Records about charts and figures
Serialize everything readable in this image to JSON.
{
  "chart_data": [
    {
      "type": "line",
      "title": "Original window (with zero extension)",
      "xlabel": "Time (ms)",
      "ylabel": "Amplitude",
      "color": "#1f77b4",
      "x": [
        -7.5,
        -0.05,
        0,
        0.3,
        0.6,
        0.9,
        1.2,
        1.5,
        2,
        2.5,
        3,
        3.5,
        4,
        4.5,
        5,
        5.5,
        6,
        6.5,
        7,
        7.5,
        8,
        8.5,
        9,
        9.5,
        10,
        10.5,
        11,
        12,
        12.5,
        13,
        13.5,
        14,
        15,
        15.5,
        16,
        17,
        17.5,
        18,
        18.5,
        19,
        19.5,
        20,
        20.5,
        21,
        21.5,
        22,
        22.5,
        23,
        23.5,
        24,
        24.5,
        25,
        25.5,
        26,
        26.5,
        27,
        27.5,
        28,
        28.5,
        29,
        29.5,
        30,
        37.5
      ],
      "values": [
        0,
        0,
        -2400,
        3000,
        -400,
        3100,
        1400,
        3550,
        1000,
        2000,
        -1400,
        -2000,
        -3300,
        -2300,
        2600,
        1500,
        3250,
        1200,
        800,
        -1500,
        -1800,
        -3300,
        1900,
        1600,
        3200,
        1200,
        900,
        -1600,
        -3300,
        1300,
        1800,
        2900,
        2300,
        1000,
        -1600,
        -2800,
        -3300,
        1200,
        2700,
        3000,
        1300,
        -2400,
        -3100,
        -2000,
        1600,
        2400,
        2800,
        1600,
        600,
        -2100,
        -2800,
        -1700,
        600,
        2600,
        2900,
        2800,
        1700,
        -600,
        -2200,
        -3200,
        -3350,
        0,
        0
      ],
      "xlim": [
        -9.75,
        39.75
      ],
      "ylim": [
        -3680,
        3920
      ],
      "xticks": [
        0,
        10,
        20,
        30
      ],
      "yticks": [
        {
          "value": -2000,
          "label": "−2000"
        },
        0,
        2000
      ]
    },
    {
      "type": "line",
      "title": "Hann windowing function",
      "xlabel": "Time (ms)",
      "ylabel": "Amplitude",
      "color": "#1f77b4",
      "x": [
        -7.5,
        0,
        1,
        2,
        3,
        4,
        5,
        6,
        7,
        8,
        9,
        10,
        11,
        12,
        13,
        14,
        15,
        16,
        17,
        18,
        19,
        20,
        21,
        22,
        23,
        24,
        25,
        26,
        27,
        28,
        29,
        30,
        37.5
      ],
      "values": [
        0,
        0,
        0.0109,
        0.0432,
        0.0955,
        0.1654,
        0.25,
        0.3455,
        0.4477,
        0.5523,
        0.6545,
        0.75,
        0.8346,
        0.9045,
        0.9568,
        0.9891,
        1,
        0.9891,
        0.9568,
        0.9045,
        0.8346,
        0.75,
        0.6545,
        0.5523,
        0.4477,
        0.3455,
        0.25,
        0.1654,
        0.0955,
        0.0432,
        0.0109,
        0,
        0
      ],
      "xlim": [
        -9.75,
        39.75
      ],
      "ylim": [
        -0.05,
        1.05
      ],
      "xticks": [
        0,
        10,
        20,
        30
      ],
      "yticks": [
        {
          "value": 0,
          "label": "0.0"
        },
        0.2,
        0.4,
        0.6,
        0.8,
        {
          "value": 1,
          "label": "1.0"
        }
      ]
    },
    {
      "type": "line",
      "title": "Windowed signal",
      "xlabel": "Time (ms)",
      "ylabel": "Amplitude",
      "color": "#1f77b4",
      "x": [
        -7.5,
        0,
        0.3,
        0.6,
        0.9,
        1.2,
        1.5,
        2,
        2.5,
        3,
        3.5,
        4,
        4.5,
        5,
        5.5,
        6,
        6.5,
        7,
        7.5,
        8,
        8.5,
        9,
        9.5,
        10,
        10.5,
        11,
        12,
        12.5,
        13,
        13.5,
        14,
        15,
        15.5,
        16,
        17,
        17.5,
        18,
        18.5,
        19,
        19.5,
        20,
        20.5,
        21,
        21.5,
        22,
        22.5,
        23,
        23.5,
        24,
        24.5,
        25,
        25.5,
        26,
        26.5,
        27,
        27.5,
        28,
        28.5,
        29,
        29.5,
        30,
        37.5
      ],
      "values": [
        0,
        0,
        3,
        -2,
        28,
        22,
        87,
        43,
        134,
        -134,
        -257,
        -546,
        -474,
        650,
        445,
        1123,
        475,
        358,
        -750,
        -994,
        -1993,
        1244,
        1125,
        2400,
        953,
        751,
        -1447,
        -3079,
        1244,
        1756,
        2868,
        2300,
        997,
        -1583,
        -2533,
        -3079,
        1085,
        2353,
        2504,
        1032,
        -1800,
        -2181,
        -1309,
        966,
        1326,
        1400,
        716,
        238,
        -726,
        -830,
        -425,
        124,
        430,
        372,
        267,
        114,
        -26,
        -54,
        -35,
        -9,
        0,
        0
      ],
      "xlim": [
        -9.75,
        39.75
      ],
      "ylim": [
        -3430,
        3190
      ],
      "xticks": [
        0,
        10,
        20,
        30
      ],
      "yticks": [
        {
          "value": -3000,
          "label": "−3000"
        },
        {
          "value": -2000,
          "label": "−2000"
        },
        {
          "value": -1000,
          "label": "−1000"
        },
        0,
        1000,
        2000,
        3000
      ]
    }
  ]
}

### Request
Each record must be repeated exactly as it is.

### Result of this task
Serialize everything readable in this image to JSON.
{
  "chart_data": [
    {
      "type": "line",
      "title": "Original window (with zero extension)",
      "xlabel": "Time (ms)",
      "ylabel": "Amplitude",
      "color": "#1f77b4",
      "x": [
        -7.5,
        -0.05,
        0,
        0.3,
        0.6,
        0.9,
        1.2,
        1.5,
        2,
        2.5,
        3,
        3.5,
        4,
        4.5,
        5,
        5.5,
        6,
        6.5,
        7,
        7.5,
        8,
        8.5,
        9,
        9.5,
        10,
        10.5,
        11,
        12,
        12.5,
        13,
        13.5,
        14,
        15,
        15.5,
        16,
        17,
        17.5,
        18,
        18.5,
        19,
        19.5,
        20,
        20.5,
        21,
        21.5,
        22,
        22.5,
        23,
        23.5,
        24,
        24.5,
        25,
        25.5,
        26,
        26.5,
        27,
        27.5,
        28,
        28.5,
        29,
        29.5,
        30,
        37.5
      ],
      "values": [
        0,
        0,
        -2400,
        3000,
        -400,
        3100,
        1400,
        3550,
        1000,
        2000,
        -1400,
        -2000,
        -3300,
        -2300,
        2600,
        1500,
        3250,
        1200,
        800,
        -1500,
        -1800,
        -3300,
        1900,
        1600,
        3200,
        1200,
        900,
        -1600,
        -3300,
        1300,
        1800,
        2900,
        2300,
        1000,
        -1600,
        -2800,
        -3300,
        1200,
        2700,
        3000,
        1300,
        -2400,
        -3100,
        -2000,
        1600,
        2400,
        2800,
        1600,
        600,
        -2100,
        -2800,
        -1700,
        600,
        2600,
        2900,
        2800,
        1700,
        -600,
        -2200,
        -3200,
        -3350,
        0,
        0
      ],
      "xlim": [
        -9.75,
        39.75
      ],
      "ylim": [
        -3680,
        3920
      ],
      "xticks": [
        0,
        10,
        20,
        30
      ],
      "yticks": [
        {
          "value": -2000,
          "label": "−2000"
        },
        0,
        2000
      ]
    },
    {
      "type": "line",
      "title": "Hann windowing function",
      "xlabel": "Time (ms)",
      "ylabel": "Amplitude",
      "color": "#1f77b4",
      "x": [
        -7.5,
        0,
        1,
        2,
        3,
        4,
        5,
        6,
        7,
        8,
        9,
        10,
        11,
        12,
        13,
        14,
        15,
        16,
        17,
        18,
        19,
        20,
        21,
        22,
        23,
        24,
        25,
        26,
        27,
        28,
        29,
        30,
        37.5
      ],
      "values": [
        0,
        0,
        0.0109,
        0.0432,
        0.0955,
        0.1654,
        0.25,
        0.3455,
        0.4477,
        0.5523,
        0.6545,
        0.75,
        0.8346,
        0.9045,
        0.9568,
        0.9891,
        1,
        0.9891,
        0.9568,
        0.9045,
        0.8346,
        0.75,
        0.6545,
        0.5523,
        0.4477,
        0.3455,
        0.25,
        0.1654,
        0.0955,
        0.0432,
        0.0109,
        0,
        0
      ],
      "xlim": [
        -9.75,
        39.75
      ],
      "ylim": [
        -0.05,
        1.05
      ],
      "xticks": [
        0,
        10,
        20,
        30
      ],
      "yticks": [
        {
          "value": 0,
          "label": "0.0"
        },
        0.2,
        0.4,
        0.6,
        0.8,
        {
          "value": 1,
          "label": "1.0"
        }
      ]
    },
    {
      "type": "line",
      "title": "Windowed signal",
      "xlabel": "Time (ms)",
      "ylabel": "Amplitude",
      "color": "#1f77b4",
      "x": [
        -7.5,
        0,
        0.3,
        0.6,
        0.9,
        1.2,
        1.5,
        2,
        2.5,
        3,
        3.5,
        4,
        4.5,
        5,
        5.5,
        6,
        6.5,
        7,
        7.5,
        8,
        8.5,
        9,
        9.5,
        10,
        10.5,
        11,
        12,
        12.5,
        13,
        13.5,
        14,
        15,
        15.5,
        16,
        17,
        17.5,
        18,
        18.5,
        19,
        19.5,
        20,
        20.5,
        21,
        21.5,
        22,
        22.5,
        23,
        23.5,
        24,
        24.5,
        25,
        25.5,
        26,
        26.5,
        27,
        27.5,
        28,
        28.5,
        29,
        29.5,
        30,
        37.5
      ],
      "values": [
        0,
        0,
        3,
        -2,
        28,
        22,
        87,
        43,
        134,
        -134,
        -257,
        -546,
        -474,
        650,
        445,
        1123,
        475,
        358,
        -750,
        -994,
        -1993,
        1244,
        1125,
        2400,
        953,
        751,
        -1447,
        -3079,
        1244,
        1756,
        2868,
        2300,
        997,
        -1583,
        -2533,
        -3079,
        1085,
        2353,
        2504,
        1032,
        -1800,
        -2181,
        -1309,
        966,
        1326,
        1400,
        716,
        238,
        -726,
        -830,
        -425,
        124,
        430,
        372,
        267,
        114,
        -26,
        -54,
        -35,
        -9,
        0,
        0
      ],
      "xlim": [
        -9.75,
        39.75
      ],
      "ylim": [
        -3430,
        3190
      ],
      "xticks": [
        0,
        10,
        20,
        30
      ],
      "yticks": [
        {
          "value": -3000,
          "label": "−3000"
        },
        {
          "value": -2000,
          "label": "−2000"
        },
        {
          "value": -1000,
          "label": "−1000"
        },
        0,
        1000,
        2000,
        3000
      ]
    }
  ]
}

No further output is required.